(Stored data entries)

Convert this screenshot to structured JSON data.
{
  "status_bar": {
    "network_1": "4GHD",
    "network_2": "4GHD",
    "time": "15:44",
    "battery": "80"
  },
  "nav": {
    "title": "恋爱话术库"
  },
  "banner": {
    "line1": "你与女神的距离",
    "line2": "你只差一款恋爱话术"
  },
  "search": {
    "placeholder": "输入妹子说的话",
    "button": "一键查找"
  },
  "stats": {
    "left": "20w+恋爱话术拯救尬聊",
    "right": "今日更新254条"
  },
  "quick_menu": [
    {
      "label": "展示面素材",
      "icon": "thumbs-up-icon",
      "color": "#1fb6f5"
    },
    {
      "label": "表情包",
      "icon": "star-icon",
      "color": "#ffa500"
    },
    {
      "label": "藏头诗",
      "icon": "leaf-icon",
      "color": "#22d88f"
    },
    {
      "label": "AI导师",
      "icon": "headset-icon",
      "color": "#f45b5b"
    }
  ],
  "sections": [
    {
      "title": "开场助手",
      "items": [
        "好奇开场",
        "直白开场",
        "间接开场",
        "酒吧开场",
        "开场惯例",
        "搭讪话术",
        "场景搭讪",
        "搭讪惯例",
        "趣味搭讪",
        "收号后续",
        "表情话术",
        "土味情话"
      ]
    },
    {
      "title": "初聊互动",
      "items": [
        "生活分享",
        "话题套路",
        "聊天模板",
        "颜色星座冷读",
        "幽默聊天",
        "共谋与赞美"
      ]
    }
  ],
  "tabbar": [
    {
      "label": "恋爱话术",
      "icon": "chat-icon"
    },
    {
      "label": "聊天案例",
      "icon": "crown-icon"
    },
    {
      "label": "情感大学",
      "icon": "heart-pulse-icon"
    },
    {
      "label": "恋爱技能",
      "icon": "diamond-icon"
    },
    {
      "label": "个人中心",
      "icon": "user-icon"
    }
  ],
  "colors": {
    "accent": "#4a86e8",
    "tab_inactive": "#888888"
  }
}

_Task to complete_
Check the records above line by line and tally those holding the string "icon". Answer with the number only.

_Result of the task_
9